WHAT YOU ARE ASKED TO DO
What follows is a set of records; repeat all of them exactly.

----

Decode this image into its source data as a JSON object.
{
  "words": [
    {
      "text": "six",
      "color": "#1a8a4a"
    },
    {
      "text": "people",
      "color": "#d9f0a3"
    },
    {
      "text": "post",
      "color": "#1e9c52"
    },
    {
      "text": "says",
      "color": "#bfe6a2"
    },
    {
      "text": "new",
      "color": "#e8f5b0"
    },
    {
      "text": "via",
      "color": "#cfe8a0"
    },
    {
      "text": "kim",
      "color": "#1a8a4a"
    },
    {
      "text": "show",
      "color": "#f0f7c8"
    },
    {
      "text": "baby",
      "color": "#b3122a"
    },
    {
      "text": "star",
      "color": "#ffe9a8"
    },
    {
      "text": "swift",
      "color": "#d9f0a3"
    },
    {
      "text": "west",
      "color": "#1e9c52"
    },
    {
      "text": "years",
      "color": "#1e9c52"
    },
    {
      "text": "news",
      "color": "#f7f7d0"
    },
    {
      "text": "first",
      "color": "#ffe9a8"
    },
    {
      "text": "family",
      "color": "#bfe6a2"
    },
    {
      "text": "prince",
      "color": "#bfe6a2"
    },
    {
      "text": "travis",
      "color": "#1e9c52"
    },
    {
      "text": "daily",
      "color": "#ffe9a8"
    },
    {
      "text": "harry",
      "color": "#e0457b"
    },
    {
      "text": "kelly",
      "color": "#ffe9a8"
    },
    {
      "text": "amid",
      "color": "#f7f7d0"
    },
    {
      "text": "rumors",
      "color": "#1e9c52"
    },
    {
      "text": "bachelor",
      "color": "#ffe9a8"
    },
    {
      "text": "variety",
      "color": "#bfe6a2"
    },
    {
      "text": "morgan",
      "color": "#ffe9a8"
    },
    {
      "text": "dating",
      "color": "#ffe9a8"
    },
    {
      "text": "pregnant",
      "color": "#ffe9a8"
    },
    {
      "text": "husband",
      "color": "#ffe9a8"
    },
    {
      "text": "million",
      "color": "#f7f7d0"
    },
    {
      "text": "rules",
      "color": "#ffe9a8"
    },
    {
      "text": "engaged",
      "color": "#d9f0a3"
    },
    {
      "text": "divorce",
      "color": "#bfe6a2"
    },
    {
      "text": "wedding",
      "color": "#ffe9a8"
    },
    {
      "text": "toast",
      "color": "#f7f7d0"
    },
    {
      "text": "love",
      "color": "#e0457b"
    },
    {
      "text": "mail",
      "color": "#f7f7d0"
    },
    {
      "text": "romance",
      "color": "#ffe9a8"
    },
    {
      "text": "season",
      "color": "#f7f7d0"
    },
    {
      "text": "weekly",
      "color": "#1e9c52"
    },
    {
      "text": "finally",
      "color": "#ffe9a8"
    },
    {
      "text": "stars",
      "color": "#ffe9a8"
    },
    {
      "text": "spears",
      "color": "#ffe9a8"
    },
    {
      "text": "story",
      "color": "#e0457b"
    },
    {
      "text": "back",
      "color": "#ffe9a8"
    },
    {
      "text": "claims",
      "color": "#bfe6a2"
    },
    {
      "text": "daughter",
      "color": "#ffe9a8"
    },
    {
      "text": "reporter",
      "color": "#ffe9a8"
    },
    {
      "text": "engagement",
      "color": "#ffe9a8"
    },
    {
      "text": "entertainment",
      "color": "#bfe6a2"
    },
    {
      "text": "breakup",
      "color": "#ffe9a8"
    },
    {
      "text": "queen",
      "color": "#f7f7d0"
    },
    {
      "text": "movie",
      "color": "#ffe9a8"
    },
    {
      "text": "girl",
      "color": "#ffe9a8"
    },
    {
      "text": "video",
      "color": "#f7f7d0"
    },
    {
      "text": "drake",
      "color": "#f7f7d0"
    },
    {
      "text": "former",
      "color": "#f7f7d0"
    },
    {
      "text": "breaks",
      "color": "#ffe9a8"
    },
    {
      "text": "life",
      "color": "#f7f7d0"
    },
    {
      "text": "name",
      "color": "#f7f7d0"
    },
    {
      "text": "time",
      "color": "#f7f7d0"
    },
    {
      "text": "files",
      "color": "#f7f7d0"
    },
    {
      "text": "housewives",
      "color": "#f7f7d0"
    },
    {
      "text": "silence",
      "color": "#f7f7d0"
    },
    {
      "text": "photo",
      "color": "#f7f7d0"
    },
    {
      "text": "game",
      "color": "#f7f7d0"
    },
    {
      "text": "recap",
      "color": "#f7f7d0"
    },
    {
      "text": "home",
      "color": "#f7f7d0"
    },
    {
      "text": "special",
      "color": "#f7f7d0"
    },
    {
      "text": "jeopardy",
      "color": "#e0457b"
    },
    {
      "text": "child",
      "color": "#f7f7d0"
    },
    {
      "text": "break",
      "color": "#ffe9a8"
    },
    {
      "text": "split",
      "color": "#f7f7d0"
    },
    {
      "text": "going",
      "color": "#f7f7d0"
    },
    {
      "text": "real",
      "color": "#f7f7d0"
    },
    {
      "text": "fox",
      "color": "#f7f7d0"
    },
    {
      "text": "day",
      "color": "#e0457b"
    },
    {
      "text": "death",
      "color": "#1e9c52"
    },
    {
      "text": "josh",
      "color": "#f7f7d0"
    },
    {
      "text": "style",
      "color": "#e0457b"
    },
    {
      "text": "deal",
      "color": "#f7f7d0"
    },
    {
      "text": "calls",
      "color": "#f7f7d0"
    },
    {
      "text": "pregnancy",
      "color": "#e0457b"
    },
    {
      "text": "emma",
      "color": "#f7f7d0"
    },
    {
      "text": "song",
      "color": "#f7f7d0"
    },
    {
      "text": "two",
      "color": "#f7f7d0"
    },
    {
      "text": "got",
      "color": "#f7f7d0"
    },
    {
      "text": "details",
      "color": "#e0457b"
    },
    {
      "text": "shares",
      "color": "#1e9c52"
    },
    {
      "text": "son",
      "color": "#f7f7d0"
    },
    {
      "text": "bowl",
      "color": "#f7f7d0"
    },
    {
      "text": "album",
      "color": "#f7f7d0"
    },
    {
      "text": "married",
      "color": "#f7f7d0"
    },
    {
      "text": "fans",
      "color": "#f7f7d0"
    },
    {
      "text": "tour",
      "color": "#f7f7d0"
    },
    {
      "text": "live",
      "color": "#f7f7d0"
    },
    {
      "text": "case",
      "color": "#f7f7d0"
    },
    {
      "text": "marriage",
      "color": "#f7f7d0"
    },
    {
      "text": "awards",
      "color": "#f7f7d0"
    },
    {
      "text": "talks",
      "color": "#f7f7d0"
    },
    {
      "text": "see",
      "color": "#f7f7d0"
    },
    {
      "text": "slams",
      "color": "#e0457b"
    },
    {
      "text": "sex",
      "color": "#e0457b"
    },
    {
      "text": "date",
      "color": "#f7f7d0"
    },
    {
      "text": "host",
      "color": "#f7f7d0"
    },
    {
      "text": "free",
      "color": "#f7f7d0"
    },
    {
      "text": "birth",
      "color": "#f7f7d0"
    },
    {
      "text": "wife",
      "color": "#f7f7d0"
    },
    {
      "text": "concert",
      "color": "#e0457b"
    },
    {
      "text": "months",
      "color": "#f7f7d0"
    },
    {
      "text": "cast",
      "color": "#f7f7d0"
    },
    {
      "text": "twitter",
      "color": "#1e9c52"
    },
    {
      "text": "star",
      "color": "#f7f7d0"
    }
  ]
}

----

COMPLETED TASK
Decode this image into its source data as a JSON object.
{
  "words": [
    {
      "text": "six",
      "color": "#1a8a4a"
    },
    {
      "text": "people",
      "color": "#d9f0a3"
    },
    {
      "text": "post",
      "color": "#1e9c52"
    },
    {
      "text": "says",
      "color": "#bfe6a2"
    },
    {
      "text": "new",
      "color": "#e8f5b0"
    },
    {
      "text": "via",
      "color": "#cfe8a0"
    },
    {
      "text": "kim",
      "color": "#1a8a4a"
    },
    {
      "text": "show",
      "color": "#f0f7c8"
    },
    {
      "text": "baby",
      "color": "#b3122a"
    },
    {
      "text": "star",
      "color": "#ffe9a8"
    },
    {
      "text": "swift",
      "color": "#d9f0a3"
    },
    {
      "text": "west",
      "color": "#1e9c52"
    },
    {
      "text": "years",
      "color": "#1e9c52"
    },
    {
      "text": "news",
      "color": "#f7f7d0"
    },
    {
      "text": "first",
      "color": "#ffe9a8"
    },
    {
      "text": "family",
      "color": "#bfe6a2"
    },
    {
      "text": "prince",
      "color": "#bfe6a2"
    },
    {
      "text": "travis",
      "color": "#1e9c52"
    },
    {
      "text": "daily",
      "color": "#ffe9a8"
    },
    {
      "text": "harry",
      "color": "#e0457b"
    },
    {
      "text": "kelly",
      "color": "#ffe9a8"
    },
    {
      "text": "amid",
      "color": "#f7f7d0"
    },
    {
      "text": "rumors",
      "color": "#1e9c52"
    },
    {
      "text": "bachelor",
      "color": "#ffe9a8"
    },
    {
      "text": "variety",
      "color": "#bfe6a2"
    },
    {
      "text": "morgan",
      "color": "#ffe9a8"
    },
    {
      "text": "dating",
      "color": "#ffe9a8"
    },
    {
      "text": "pregnant",
      "color": "#ffe9a8"
    },
    {
      "text": "husband",
      "color": "#ffe9a8"
    },
    {
      "text": "million",
      "color": "#f7f7d0"
    },
    {
      "text": "rules",
      "color": "#ffe9a8"
    },
    {
      "text": "engaged",
      "color": "#d9f0a3"
    },
    {
      "text": "divorce",
      "color": "#bfe6a2"
    },
    {
      "text": "wedding",
      "color": "#ffe9a8"
    },
    {
      "text": "toast",
      "color": "#f7f7d0"
    },
    {
      "text": "love",
      "color": "#e0457b"
    },
    {
      "text": "mail",
      "color": "#f7f7d0"
    },
    {
      "text": "romance",
      "color": "#ffe9a8"
    },
    {
      "text": "season",
      "color": "#f7f7d0"
    },
    {
      "text": "weekly",
      "color": "#1e9c52"
    },
    {
      "text": "finally",
      "color": "#ffe9a8"
    },
    {
      "text": "stars",
      "color": "#ffe9a8"
    },
    {
      "text": "spears",
      "color": "#ffe9a8"
    },
    {
      "text": "story",
      "color": "#e0457b"
    },
    {
      "text": "back",
      "color": "#ffe9a8"
    },
    {
      "text": "claims",
      "color": "#bfe6a2"
    },
    {
      "text": "daughter",
      "color": "#ffe9a8"
    },
    {
      "text": "reporter",
      "color": "#ffe9a8"
    },
    {
      "text": "engagement",
      "color": "#ffe9a8"
    },
    {
      "text": "entertainment",
      "color": "#bfe6a2"
    },
    {
      "text": "breakup",
      "color": "#ffe9a8"
    },
    {
      "text": "queen",
      "color": "#f7f7d0"
    },
    {
      "text": "movie",
      "color": "#ffe9a8"
    },
    {
      "text": "girl",
      "color": "#ffe9a8"
    },
    {
      "text": "video",
      "color": "#f7f7d0"
    },
    {
      "text": "drake",
      "color": "#f7f7d0"
    },
    {
      "text": "former",
      "color": "#f7f7d0"
    },
    {
      "text": "breaks",
      "color": "#ffe9a8"
    },
    {
      "text": "life",
      "color": "#f7f7d0"
    },
    {
      "text": "name",
      "color": "#f7f7d0"
    },
    {
      "text": "time",
      "color": "#f7f7d0"
    },
    {
      "text": "files",
      "color": "#f7f7d0"
    },
    {
      "text": "housewives",
      "color": "#f7f7d0"
    },
    {
      "text": "silence",
      "color": "#f7f7d0"
    },
    {
      "text": "photo",
      "color": "#f7f7d0"
    },
    {
      "text": "game",
      "color": "#f7f7d0"
    },
    {
      "text": "recap",
      "color": "#f7f7d0"
    },
    {
      "text": "home",
      "color": "#f7f7d0"
    },
    {
      "text": "special",
      "color": "#f7f7d0"
    },
    {
      "text": "jeopardy",
      "color": "#e0457b"
    },
    {
      "text": "child",
      "color": "#f7f7d0"
    },
    {
      "text": "break",
      "color": "#ffe9a8"
    },
    {
      "text": "split",
      "color": "#f7f7d0"
    },
    {
      "text": "going",
      "color": "#f7f7d0"
    },
    {
      "text": "real",
      "color": "#f7f7d0"
    },
    {
      "text": "fox",
      "color": "#f7f7d0"
    },
    {
      "text": "day",
      "color": "#e0457b"
    },
    {
      "text": "death",
      "color": "#1e9c52"
    },
    {
      "text": "josh",
      "color": "#f7f7d0"
    },
    {
      "text": "style",
      "color": "#e0457b"
    },
    {
      "text": "deal",
      "color": "#f7f7d0"
    },
    {
      "text": "calls",
      "color": "#f7f7d0"
    },
    {
      "text": "pregnancy",
      "color": "#e0457b"
    },
    {
      "text": "emma",
      "color": "#f7f7d0"
    },
    {
      "text": "song",
      "color": "#f7f7d0"
    },
    {
      "text": "two",
      "color": "#f7f7d0"
    },
    {
      "text": "got",
      "color": "#f7f7d0"
    },
    {
      "text": "details",
      "color": "#e0457b"
    },
    {
      "text": "shares",
      "color": "#1e9c52"
    },
    {
      "text": "son",
      "color": "#f7f7d0"
    },
    {
      "text": "bowl",
      "color": "#f7f7d0"
    },
    {
      "text": "album",
      "color": "#f7f7d0"
    },
    {
      "text": "married",
      "color": "#f7f7d0"
    },
    {
      "text": "fans",
      "color": "#f7f7d0"
    },
    {
      "text": "tour",
      "color": "#f7f7d0"
    },
    {
      "text": "live",
      "color": "#f7f7d0"
    },
    {
      "text": "case",
      "color": "#f7f7d0"
    },
    {
      "text": "marriage",
      "color": "#f7f7d0"
    },
    {
      "text": "awards",
      "color": "#f7f7d0"
    },
    {
      "text": "talks",
      "color": "#f7f7d0"
    },
    {
      "text": "see",
      "color": "#f7f7d0"
    },
    {
      "text": "slams",
      "color": "#e0457b"
    },
    {
      "text": "sex",
      "color": "#e0457b"
    },
    {
      "text": "date",
      "color": "#f7f7d0"
    },
    {
      "text": "host",
      "color": "#f7f7d0"
    },
    {
      "text": "free",
      "color": "#f7f7d0"
    },
    {
      "text": "birth",
      "color": "#f7f7d0"
    },
    {
      "text": "wife",
      "color": "#f7f7d0"
    },
    {
      "text": "concert",
      "color": "#e0457b"
    },
    {
      "text": "months",
      "color": "#f7f7d0"
    },
    {
      "text": "cast",
      "color": "#f7f7d0"
    },
    {
      "text": "twitter",
      "color": "#1e9c52"
    },
    {
      "text": "star",
      "color": "#f7f7d0"
    }
  ]
}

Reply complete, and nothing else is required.